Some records

## START

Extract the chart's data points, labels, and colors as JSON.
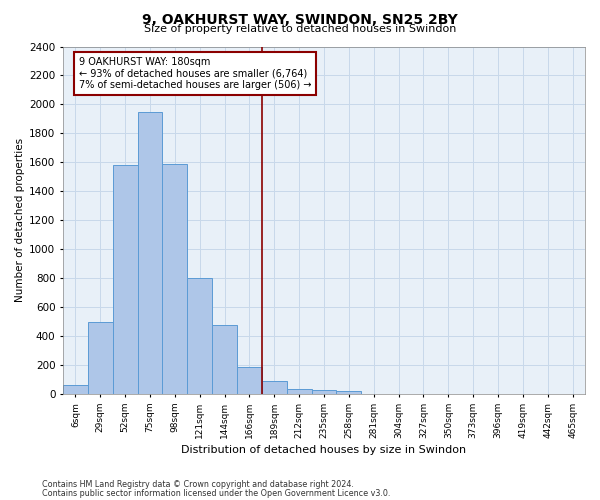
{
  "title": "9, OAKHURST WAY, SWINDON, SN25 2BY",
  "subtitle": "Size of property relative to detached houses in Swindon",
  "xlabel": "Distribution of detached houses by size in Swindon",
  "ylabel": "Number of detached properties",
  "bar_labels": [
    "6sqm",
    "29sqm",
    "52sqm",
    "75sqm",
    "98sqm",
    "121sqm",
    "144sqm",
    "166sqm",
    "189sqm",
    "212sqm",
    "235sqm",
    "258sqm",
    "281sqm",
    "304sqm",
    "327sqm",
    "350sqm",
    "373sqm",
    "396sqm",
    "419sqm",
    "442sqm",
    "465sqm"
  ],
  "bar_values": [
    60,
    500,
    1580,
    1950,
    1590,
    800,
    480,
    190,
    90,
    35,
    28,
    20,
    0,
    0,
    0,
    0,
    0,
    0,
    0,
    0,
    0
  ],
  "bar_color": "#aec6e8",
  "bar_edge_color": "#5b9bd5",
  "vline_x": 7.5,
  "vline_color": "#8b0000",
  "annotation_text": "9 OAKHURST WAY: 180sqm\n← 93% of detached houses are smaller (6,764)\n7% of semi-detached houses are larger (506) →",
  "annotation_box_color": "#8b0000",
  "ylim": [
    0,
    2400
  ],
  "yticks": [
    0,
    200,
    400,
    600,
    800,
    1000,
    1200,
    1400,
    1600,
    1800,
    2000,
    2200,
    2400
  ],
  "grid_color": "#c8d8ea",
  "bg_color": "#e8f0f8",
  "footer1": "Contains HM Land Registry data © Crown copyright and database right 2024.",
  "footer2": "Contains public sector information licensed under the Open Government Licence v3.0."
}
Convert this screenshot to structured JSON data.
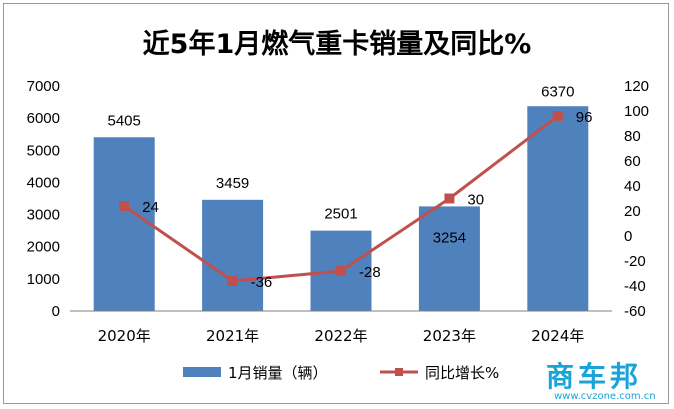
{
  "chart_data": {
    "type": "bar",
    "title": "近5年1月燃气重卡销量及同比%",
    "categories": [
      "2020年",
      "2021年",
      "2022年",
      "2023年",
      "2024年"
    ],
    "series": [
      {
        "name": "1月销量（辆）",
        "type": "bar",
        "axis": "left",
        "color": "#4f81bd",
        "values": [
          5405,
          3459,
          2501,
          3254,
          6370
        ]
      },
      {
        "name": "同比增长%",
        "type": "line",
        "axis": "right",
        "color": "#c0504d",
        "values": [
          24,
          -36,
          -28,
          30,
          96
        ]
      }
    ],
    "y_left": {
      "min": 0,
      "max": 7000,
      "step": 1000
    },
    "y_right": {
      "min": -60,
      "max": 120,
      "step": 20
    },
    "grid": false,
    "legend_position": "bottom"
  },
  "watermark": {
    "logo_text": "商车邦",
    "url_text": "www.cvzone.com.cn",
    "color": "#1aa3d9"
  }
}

## END

> **PROBLEM STATEMENT**
Give back, word for word, the lines from the line that contains "Convert this screenshot" through the last line of the records, with no pictures and nothing else.

> **FINAL ANSWER**
Convert this screenshot to structured JSON data.
{
  "chart_data": {
    "type": "bar",
    "title": "近5年1月燃气重卡销量及同比%",
    "categories": [
      "2020年",
      "2021年",
      "2022年",
      "2023年",
      "2024年"
    ],
    "series": [
      {
        "name": "1月销量（辆）",
        "type": "bar",
        "axis": "left",
        "color": "#4f81bd",
        "values": [
          5405,
          3459,
          2501,
          3254,
          6370
        ]
      },
      {
        "name": "同比增长%",
        "type": "line",
        "axis": "right",
        "color": "#c0504d",
        "values": [
          24,
          -36,
          -28,
          30,
          96
        ]
      }
    ],
    "y_left": {
      "min": 0,
      "max": 7000,
      "step": 1000
    },
    "y_right": {
      "min": -60,
      "max": 120,
      "step": 20
    },
    "grid": false,
    "legend_position": "bottom"
  },
  "watermark": {
    "logo_text": "商车邦",
    "url_text": "www.cvzone.com.cn",
    "color": "#1aa3d9"
  }
}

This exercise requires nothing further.